Problem to solve - Count every line in the data below where "Suivre" occurs, then state that number and nothing more.
▶
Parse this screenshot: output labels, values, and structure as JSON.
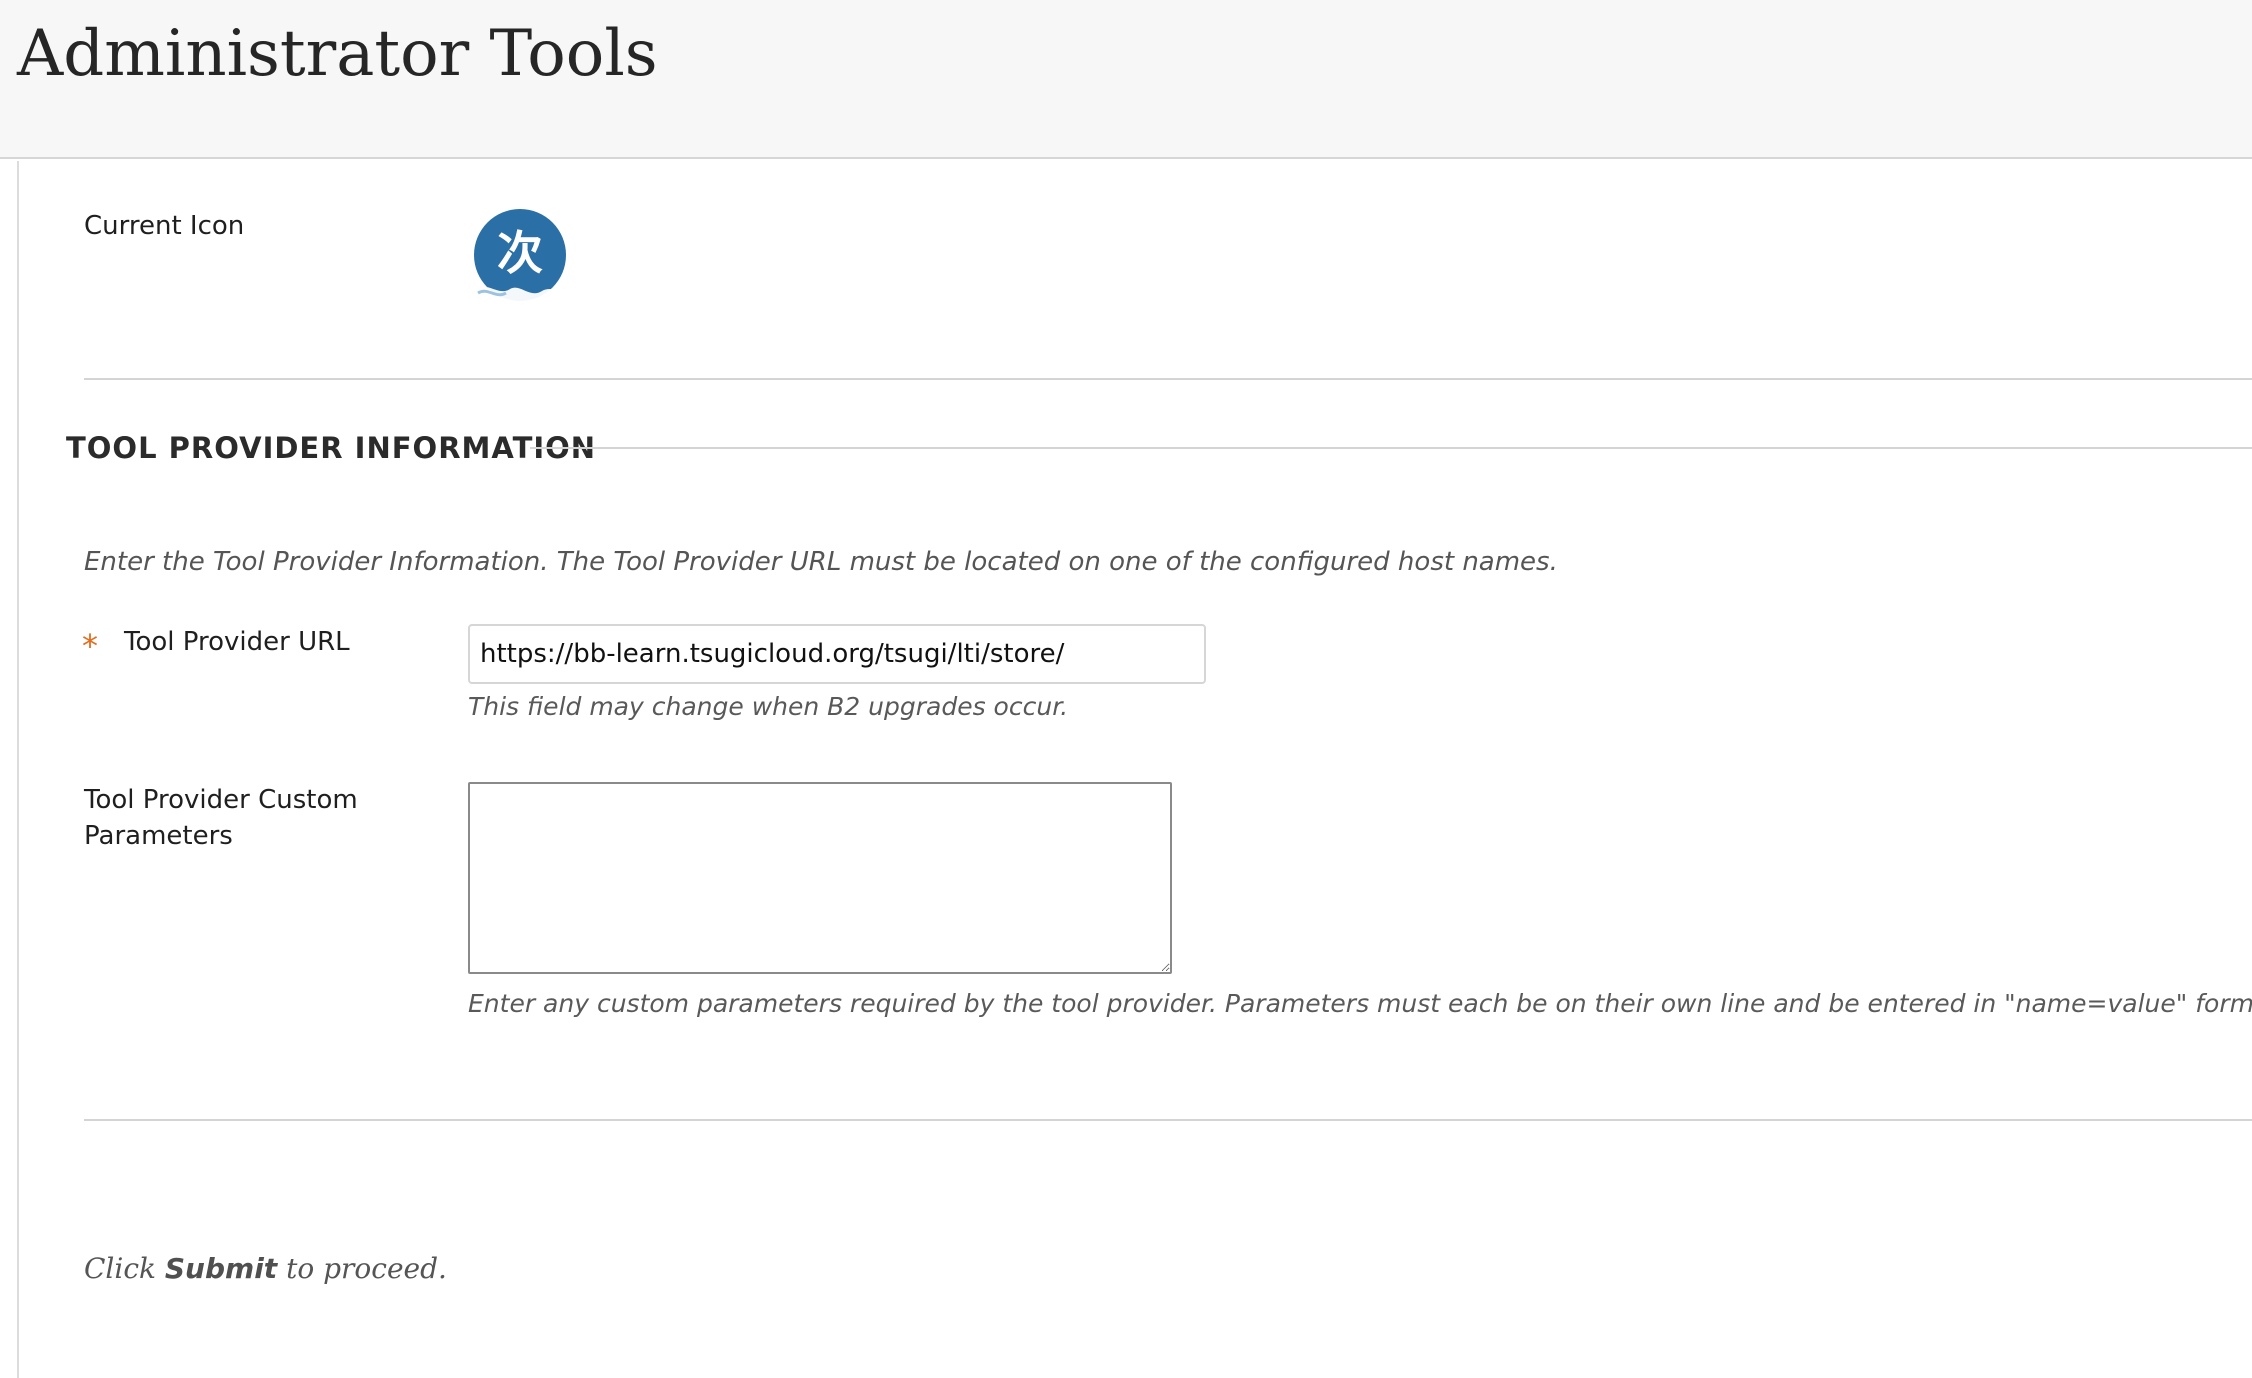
{
  "header": {
    "title": "Administrator Tools"
  },
  "icon_section": {
    "label": "Current Icon",
    "icon_name": "tool-provider-icon",
    "icon_glyph": "次",
    "icon_color": "#2a6fa5"
  },
  "tool_provider": {
    "section_title": "TOOL PROVIDER INFORMATION",
    "instructions": "Enter the Tool Provider Information. The Tool Provider URL must be located on one of the configured host names.",
    "url_required_marker": "*",
    "url_label": "Tool Provider URL",
    "url_value": "https://bb-learn.tsugicloud.org/tsugi/lti/store/",
    "url_hint": "This field may change when B2 upgrades occur.",
    "custom_params_label_line1": "Tool Provider Custom",
    "custom_params_label_line2": "Parameters",
    "custom_params_value": "",
    "custom_params_hint": "Enter any custom parameters required by the tool provider. Parameters must each be on their own line and be entered in \"name=value\" format."
  },
  "footer": {
    "submit_prefix": "Click",
    "submit_word": "Submit",
    "submit_suffix": "to proceed."
  },
  "colors": {
    "required_star": "#e46c1e",
    "header_background": "#f7f7f7",
    "icon_blue": "#2a6fa5"
  }
}
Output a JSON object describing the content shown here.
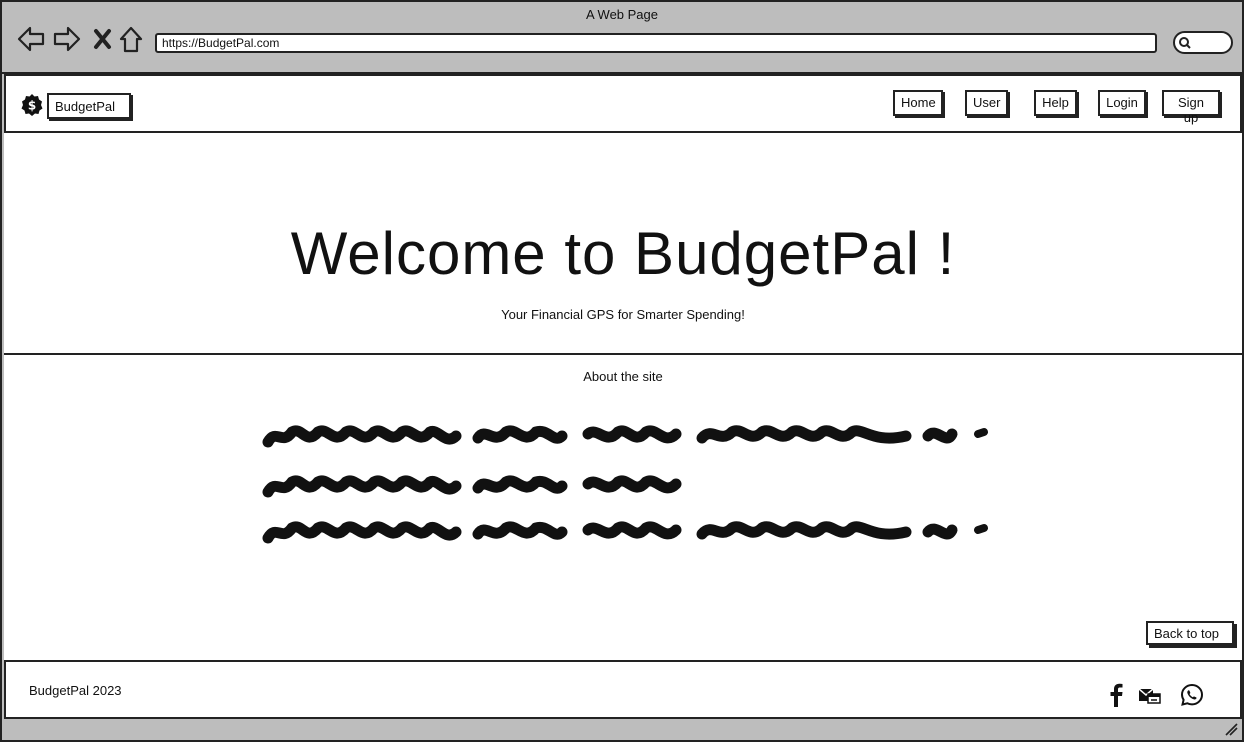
{
  "window": {
    "title": "A Web Page",
    "url": "https://BudgetPal.com"
  },
  "header": {
    "brand": "BudgetPal",
    "nav": [
      {
        "label": "Home"
      },
      {
        "label": "User"
      },
      {
        "label": "Help"
      },
      {
        "label": "Login"
      },
      {
        "label": "Sign up"
      }
    ]
  },
  "hero": {
    "title": "Welcome to BudgetPal !",
    "tagline": "Your Financial GPS for Smarter Spending!"
  },
  "about": {
    "title": "About the site"
  },
  "back_to_top": "Back to top",
  "footer": {
    "text": "BudgetPal 2023",
    "social": [
      "facebook-icon",
      "mail-icon",
      "whatsapp-icon"
    ]
  },
  "icons": [
    "back-arrow-icon",
    "forward-arrow-icon",
    "close-icon",
    "home-icon",
    "search-icon",
    "dollar-logo-icon"
  ]
}
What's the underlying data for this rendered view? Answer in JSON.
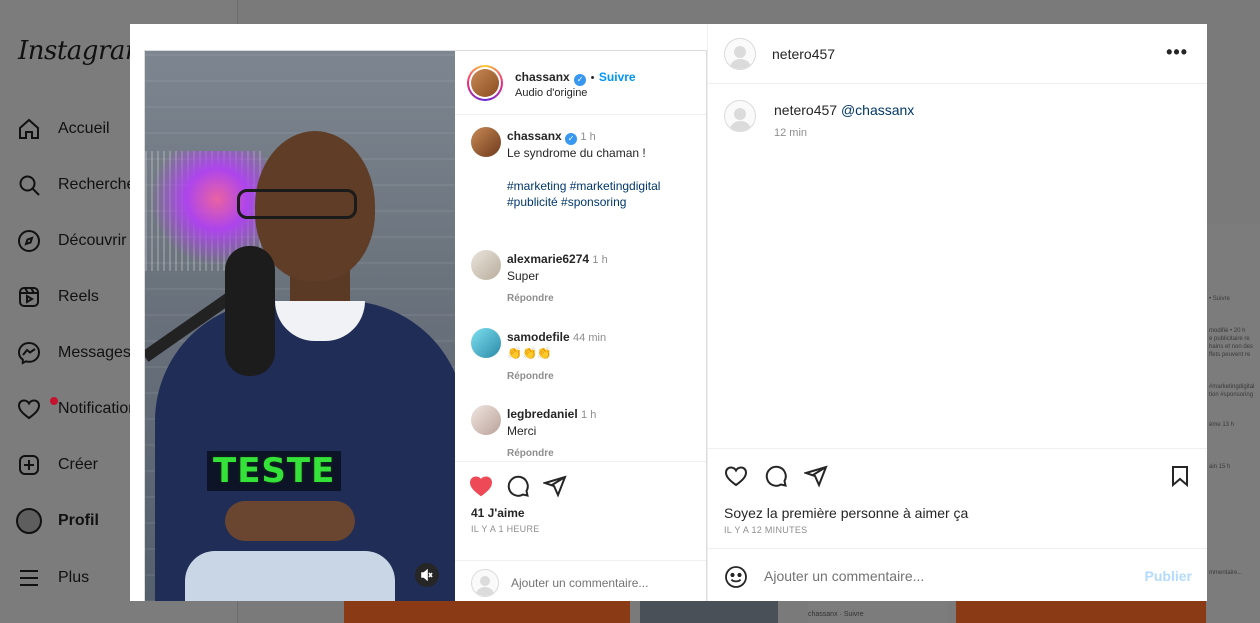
{
  "background": {
    "logo": "Instagram",
    "nav": [
      {
        "label": "Accueil",
        "icon": "home-icon"
      },
      {
        "label": "Recherche",
        "icon": "search-icon"
      },
      {
        "label": "Découvrir",
        "icon": "compass-icon"
      },
      {
        "label": "Reels",
        "icon": "reels-icon"
      },
      {
        "label": "Messages",
        "icon": "messenger-icon"
      },
      {
        "label": "Notifications",
        "icon": "heart-icon"
      },
      {
        "label": "Créer",
        "icon": "plus-square-icon"
      },
      {
        "label": "Profil",
        "icon": "avatar"
      },
      {
        "label": "Plus",
        "icon": "menu-icon"
      }
    ],
    "right_fragments": [
      "• Suivre",
      "modifié • 20 h",
      "e publicitaire re",
      "hains et non des",
      "ffets peuvent re",
      "#marketingdigital",
      "tion #sponsoring",
      "ème 13 h",
      "ain 15 h"
    ],
    "bottom_fragment_user": "chassanx",
    "bottom_fragment_follow": "Suivre",
    "bottom_fragment_comment": "mmentaire..."
  },
  "reel": {
    "author": "chassanx",
    "follow": "Suivre",
    "separator": "•",
    "audio": "Audio d'origine",
    "caption_time": "1 h",
    "caption": "Le syndrome du chaman !",
    "hashtags_line1": "#marketing #marketingdigital",
    "hashtags_line2": "#publicité #sponsoring",
    "overlay_text": "TESTE",
    "comments": [
      {
        "user": "alexmarie6274",
        "time": "1 h",
        "text": "Super",
        "reply": "Répondre"
      },
      {
        "user": "samodefile",
        "time": "44 min",
        "text": "👏👏👏",
        "reply": "Répondre"
      },
      {
        "user": "legbredaniel",
        "time": "1 h",
        "text": "Merci",
        "reply": "Répondre"
      }
    ],
    "likes": "41 J'aime",
    "posted": "IL Y A 1 HEURE",
    "comment_placeholder": "Ajouter un commentaire..."
  },
  "post": {
    "author": "netero457",
    "caption_user": "netero457",
    "caption_mention": "@chassanx",
    "caption_time": "12 min",
    "more": "•••",
    "likes_text": "Soyez la première personne à aimer ça",
    "posted": "IL Y A 12 MINUTES",
    "comment_placeholder": "Ajouter un commentaire...",
    "publish": "Publier"
  }
}
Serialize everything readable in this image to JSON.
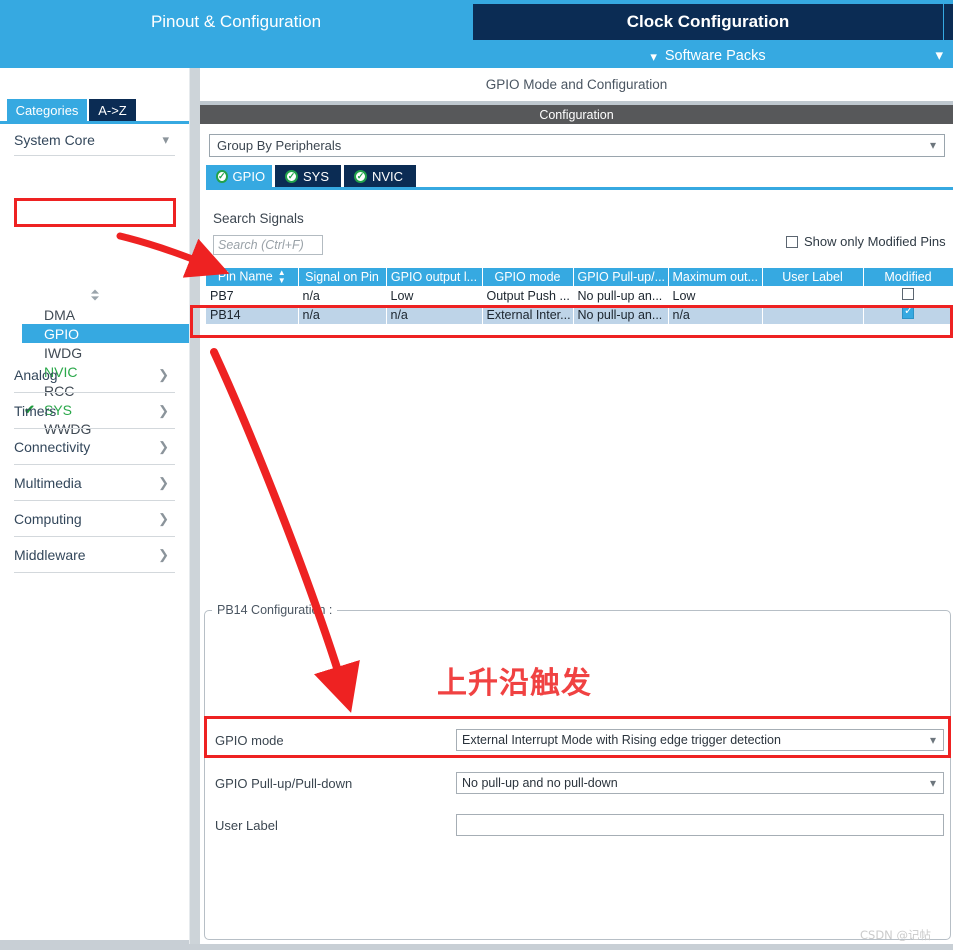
{
  "banner": {
    "pinout_tab": "Pinout & Configuration",
    "clock_tab": "Clock Configuration",
    "software_packs": "Software Packs",
    "caret_icon": "chevron-down-icon"
  },
  "left_panel": {
    "search_value": "",
    "search_icon": "search-icon",
    "gear_icon": "gear-icon",
    "tabs": [
      {
        "label": "Categories",
        "active": true
      },
      {
        "label": "A->Z",
        "active": false
      }
    ],
    "system_core": {
      "label": "System Core",
      "caret": "chevron-down-icon",
      "items": [
        {
          "label": "DMA",
          "selected": false,
          "configured": false,
          "checked": false
        },
        {
          "label": "GPIO",
          "selected": true,
          "configured": false,
          "checked": false
        },
        {
          "label": "IWDG",
          "selected": false,
          "configured": false,
          "checked": false
        },
        {
          "label": "NVIC",
          "selected": false,
          "configured": true,
          "checked": false
        },
        {
          "label": "RCC",
          "selected": false,
          "configured": false,
          "checked": false
        },
        {
          "label": "SYS",
          "selected": false,
          "configured": true,
          "checked": true
        },
        {
          "label": "WWDG",
          "selected": false,
          "configured": false,
          "checked": false
        }
      ]
    },
    "categories": [
      {
        "label": "Analog",
        "caret": "chevron-right-icon"
      },
      {
        "label": "Timers",
        "caret": "chevron-right-icon"
      },
      {
        "label": "Connectivity",
        "caret": "chevron-right-icon"
      },
      {
        "label": "Multimedia",
        "caret": "chevron-right-icon"
      },
      {
        "label": "Computing",
        "caret": "chevron-right-icon"
      },
      {
        "label": "Middleware",
        "caret": "chevron-right-icon"
      }
    ]
  },
  "right_panel": {
    "mode_title": "GPIO Mode and Configuration",
    "configuration_bar": "Configuration",
    "group_by": "Group By Peripherals",
    "group_by_caret": "chevron-down-icon",
    "peripheral_tabs": [
      {
        "label": "GPIO",
        "active": true,
        "status_icon": "check-circle-icon"
      },
      {
        "label": "SYS",
        "active": false,
        "status_icon": "check-circle-icon"
      },
      {
        "label": "NVIC",
        "active": false,
        "status_icon": "check-circle-icon"
      }
    ],
    "search_signals_label": "Search Signals",
    "search_signals_placeholder": "Search (Ctrl+F)",
    "search_signals_value": "",
    "show_only_modified": {
      "label": "Show only Modified Pins",
      "checked": false
    },
    "table": {
      "columns": [
        "Pin Name",
        "Signal on Pin",
        "GPIO output l...",
        "GPIO mode",
        "GPIO Pull-up/...",
        "Maximum out...",
        "User Label",
        "Modified"
      ],
      "sort_column": "Pin Name",
      "sort_icon": "sort-updown-icon",
      "rows": [
        {
          "pin_name": "PB7",
          "signal_on_pin": "n/a",
          "gpio_output_level": "Low",
          "gpio_mode": "Output Push ...",
          "gpio_pull": "No pull-up an...",
          "maximum_output": "Low",
          "user_label": "",
          "modified": false,
          "selected": false
        },
        {
          "pin_name": "PB14",
          "signal_on_pin": "n/a",
          "gpio_output_level": "n/a",
          "gpio_mode": "External Inter...",
          "gpio_pull": "No pull-up an...",
          "maximum_output": "n/a",
          "user_label": "",
          "modified": true,
          "selected": true
        }
      ]
    },
    "pin_config": {
      "legend": "PB14 Configuration :",
      "fields": [
        {
          "label": "GPIO mode",
          "value": "External Interrupt Mode with Rising edge trigger detection",
          "type": "dropdown",
          "caret": "chevron-down-icon"
        },
        {
          "label": "GPIO Pull-up/Pull-down",
          "value": "No pull-up and no pull-down",
          "type": "dropdown",
          "caret": "chevron-down-icon"
        },
        {
          "label": "User Label",
          "value": "",
          "type": "text",
          "caret": ""
        }
      ]
    }
  },
  "annotations": {
    "chinese_note": "上升沿触发",
    "accent_red": "#ee2222",
    "accent_blue": "#36a9e1",
    "dark_blue": "#0b2c54"
  },
  "watermark": "CSDN @记帖"
}
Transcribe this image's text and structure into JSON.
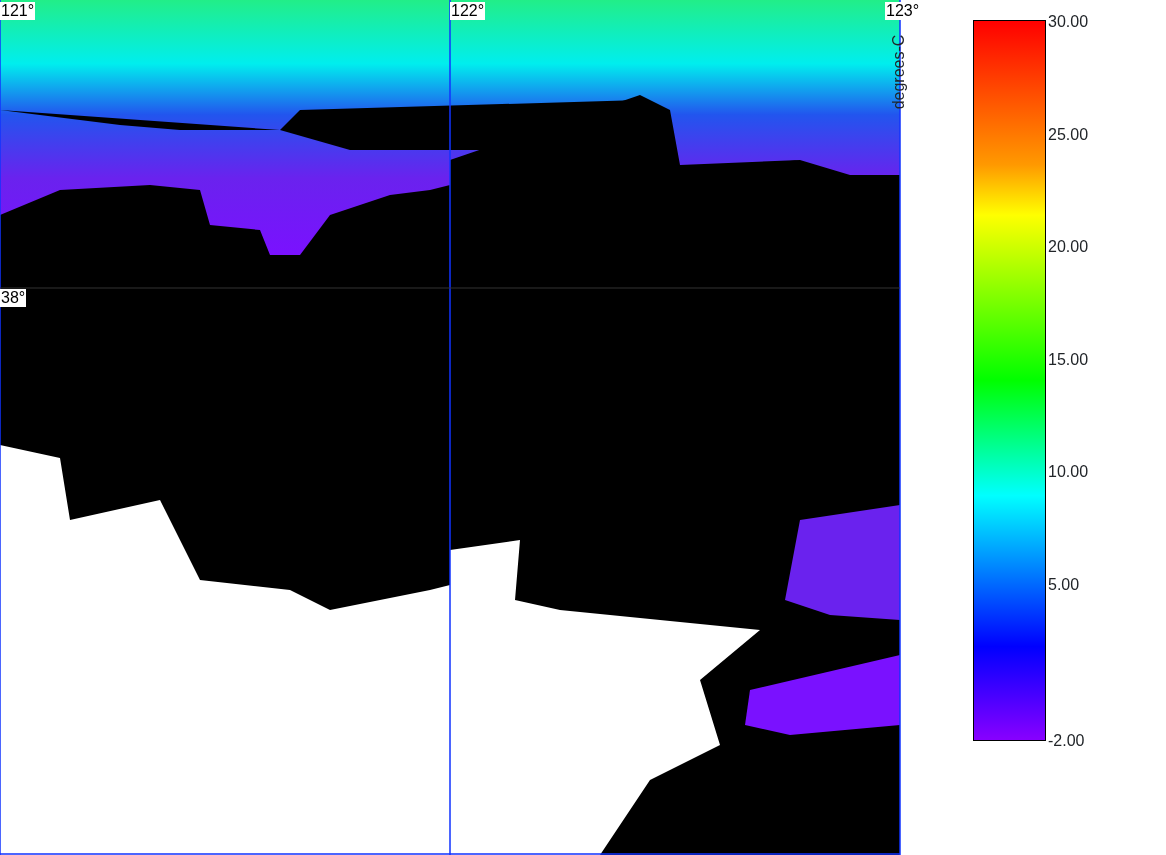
◀
Full output - 3